- **Exercise**:
Reproduce the lines starting with the line that contains "List UI elements" and going on through the line that contains "question-6-option-c: C． = ( +", putting "formula-placeholder" in place of "math-placeholder-box" and keeping everything else unchanged. Omit the pictures.

- **Material provided**:
★ ★ ★ ★
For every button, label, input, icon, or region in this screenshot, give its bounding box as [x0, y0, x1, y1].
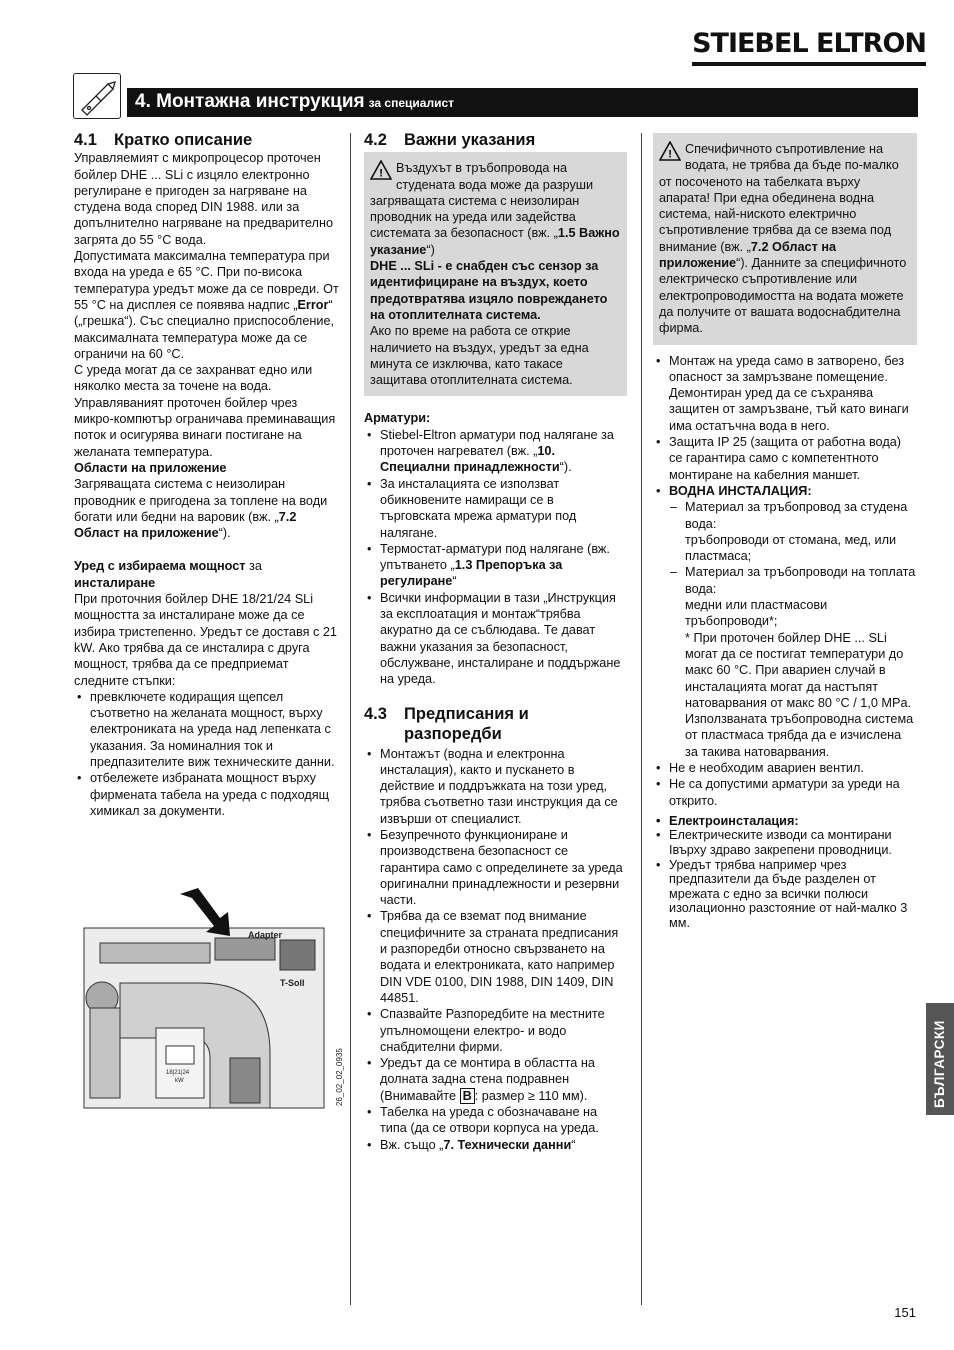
★ ★ ★ ★
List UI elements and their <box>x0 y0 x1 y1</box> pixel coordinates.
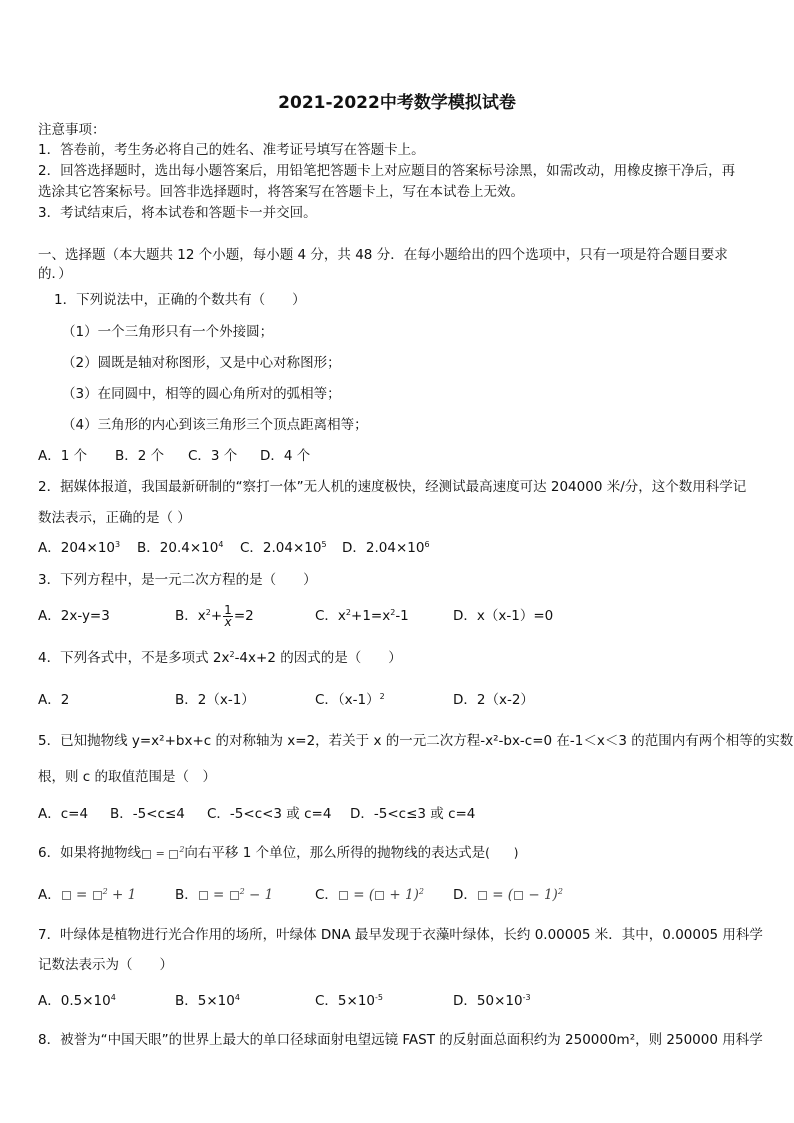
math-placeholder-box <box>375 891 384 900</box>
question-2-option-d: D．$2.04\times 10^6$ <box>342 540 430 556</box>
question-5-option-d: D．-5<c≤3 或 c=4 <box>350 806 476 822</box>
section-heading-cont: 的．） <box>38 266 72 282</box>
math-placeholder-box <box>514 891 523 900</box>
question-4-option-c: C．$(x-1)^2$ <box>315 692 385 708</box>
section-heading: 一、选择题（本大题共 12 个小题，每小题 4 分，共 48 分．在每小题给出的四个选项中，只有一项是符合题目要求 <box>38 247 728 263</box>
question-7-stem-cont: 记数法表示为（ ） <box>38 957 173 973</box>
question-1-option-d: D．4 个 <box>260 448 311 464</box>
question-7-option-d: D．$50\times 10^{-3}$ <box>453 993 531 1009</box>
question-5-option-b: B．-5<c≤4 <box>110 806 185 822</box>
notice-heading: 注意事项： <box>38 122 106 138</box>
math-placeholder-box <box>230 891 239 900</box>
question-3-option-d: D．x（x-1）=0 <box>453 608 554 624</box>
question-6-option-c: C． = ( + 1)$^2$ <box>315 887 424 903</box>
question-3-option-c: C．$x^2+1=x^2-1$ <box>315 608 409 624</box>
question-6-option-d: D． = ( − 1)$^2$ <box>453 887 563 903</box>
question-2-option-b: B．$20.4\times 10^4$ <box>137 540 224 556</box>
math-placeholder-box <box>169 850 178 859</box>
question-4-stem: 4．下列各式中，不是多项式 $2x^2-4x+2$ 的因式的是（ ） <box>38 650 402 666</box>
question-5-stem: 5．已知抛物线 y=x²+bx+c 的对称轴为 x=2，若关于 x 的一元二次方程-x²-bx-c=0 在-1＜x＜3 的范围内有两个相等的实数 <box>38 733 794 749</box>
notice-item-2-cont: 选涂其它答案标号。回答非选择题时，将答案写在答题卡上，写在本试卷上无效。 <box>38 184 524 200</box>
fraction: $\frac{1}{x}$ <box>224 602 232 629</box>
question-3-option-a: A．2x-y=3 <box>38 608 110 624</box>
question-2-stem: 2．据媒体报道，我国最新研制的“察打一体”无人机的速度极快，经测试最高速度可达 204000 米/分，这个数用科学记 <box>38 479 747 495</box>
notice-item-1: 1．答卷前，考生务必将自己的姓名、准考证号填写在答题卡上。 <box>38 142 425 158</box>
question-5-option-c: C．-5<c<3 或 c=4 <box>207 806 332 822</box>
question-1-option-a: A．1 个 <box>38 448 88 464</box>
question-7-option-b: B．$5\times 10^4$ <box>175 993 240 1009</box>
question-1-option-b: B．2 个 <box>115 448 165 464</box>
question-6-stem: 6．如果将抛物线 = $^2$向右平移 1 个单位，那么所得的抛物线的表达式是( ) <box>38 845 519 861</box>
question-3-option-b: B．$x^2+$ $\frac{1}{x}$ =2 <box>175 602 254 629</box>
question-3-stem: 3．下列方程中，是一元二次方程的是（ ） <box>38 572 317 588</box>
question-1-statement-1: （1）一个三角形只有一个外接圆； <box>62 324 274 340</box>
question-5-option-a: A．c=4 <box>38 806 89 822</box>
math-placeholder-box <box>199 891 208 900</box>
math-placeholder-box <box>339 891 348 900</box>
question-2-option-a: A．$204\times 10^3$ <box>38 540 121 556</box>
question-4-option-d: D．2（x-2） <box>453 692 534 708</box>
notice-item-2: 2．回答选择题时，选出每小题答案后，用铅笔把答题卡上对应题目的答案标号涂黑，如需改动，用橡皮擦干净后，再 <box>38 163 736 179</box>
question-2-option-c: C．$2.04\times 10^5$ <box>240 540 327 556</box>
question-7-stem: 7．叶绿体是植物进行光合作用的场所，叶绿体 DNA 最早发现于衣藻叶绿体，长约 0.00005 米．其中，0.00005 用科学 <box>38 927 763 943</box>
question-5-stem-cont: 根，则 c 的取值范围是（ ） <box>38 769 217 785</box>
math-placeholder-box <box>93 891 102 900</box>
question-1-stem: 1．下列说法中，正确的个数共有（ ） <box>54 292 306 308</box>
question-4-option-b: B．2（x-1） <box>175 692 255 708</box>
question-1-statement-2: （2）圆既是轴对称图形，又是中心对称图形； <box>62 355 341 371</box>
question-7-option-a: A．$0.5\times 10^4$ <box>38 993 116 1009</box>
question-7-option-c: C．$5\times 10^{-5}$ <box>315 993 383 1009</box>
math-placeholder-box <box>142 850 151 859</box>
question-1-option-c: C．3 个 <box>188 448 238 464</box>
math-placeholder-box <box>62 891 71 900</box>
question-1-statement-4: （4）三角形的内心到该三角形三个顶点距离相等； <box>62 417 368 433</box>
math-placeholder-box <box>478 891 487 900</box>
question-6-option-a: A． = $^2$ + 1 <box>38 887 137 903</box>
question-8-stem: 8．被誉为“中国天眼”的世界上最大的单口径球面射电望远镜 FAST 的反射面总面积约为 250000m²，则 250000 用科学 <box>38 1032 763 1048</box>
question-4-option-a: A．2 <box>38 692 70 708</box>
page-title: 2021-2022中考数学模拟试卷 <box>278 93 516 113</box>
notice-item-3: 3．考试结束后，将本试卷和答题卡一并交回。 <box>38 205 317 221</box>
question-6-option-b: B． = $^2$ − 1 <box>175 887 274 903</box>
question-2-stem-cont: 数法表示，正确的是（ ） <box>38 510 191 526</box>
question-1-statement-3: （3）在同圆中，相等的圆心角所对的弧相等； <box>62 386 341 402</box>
★ ★ ★ ★
- **Full solution**:
List UI elements and their <box>x0 y0 x1 y1</box> pixel coordinates.
formula-placeholder <box>375 891 384 900</box>
question-2-option-d: D．$2.04\times 10^6$ <box>342 540 430 556</box>
question-5-option-d: D．-5<c≤3 或 c=4 <box>350 806 476 822</box>
section-heading-cont: 的．） <box>38 266 72 282</box>
formula-placeholder <box>514 891 523 900</box>
question-4-option-c: C．$(x-1)^2$ <box>315 692 385 708</box>
section-heading: 一、选择题（本大题共 12 个小题，每小题 4 分，共 48 分．在每小题给出的四个选项中，只有一项是符合题目要求 <box>38 247 728 263</box>
question-7-stem-cont: 记数法表示为（ ） <box>38 957 173 973</box>
question-1-option-d: D．4 个 <box>260 448 311 464</box>
question-7-option-d: D．$50\times 10^{-3}$ <box>453 993 531 1009</box>
question-5-option-b: B．-5<c≤4 <box>110 806 185 822</box>
notice-heading: 注意事项： <box>38 122 106 138</box>
formula-placeholder <box>230 891 239 900</box>
question-3-option-d: D．x（x-1）=0 <box>453 608 554 624</box>
question-6-option-c: C． = ( + 1)$^2$ <box>315 887 424 903</box>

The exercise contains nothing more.